• _Given exercise_:
Say how many lines hold the string "контроля"; please write nothing but the number.

* * * * *

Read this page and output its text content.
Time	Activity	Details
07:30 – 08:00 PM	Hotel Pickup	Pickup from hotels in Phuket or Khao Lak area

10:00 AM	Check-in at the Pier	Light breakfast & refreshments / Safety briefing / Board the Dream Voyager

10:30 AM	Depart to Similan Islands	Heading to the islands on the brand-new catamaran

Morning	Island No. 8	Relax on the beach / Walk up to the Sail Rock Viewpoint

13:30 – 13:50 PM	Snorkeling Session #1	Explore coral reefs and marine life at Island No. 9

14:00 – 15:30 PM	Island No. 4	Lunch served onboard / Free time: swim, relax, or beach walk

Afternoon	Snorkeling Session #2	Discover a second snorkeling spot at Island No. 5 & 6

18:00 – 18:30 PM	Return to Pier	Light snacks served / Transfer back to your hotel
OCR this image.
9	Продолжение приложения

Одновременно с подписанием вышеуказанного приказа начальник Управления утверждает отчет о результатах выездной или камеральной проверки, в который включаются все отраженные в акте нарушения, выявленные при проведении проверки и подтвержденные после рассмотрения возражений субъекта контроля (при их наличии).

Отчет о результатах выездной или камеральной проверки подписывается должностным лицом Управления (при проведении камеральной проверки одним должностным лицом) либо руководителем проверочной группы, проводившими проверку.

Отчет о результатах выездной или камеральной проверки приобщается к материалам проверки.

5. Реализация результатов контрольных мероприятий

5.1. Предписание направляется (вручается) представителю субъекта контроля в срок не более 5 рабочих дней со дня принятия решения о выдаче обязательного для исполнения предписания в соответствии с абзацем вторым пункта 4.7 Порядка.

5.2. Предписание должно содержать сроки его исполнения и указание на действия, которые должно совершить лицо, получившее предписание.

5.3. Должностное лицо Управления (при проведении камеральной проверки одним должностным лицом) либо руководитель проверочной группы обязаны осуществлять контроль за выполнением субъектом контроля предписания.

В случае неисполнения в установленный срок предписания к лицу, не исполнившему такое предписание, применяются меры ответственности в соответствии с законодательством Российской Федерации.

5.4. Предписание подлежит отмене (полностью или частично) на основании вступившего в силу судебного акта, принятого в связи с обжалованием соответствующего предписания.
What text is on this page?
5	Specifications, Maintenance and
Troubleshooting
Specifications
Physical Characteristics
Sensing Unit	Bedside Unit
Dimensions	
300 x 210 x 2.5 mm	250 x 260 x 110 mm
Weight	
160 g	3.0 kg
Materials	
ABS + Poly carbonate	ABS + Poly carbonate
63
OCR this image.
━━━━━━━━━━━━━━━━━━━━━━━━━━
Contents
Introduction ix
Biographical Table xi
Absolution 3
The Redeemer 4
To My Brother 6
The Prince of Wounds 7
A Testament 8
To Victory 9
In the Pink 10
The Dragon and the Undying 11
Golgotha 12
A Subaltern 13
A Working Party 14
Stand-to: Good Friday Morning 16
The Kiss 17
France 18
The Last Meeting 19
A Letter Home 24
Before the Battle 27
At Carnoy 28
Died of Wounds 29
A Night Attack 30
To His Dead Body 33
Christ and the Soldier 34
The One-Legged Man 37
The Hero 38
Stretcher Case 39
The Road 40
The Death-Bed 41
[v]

* * * * *

• _Finished task_:
3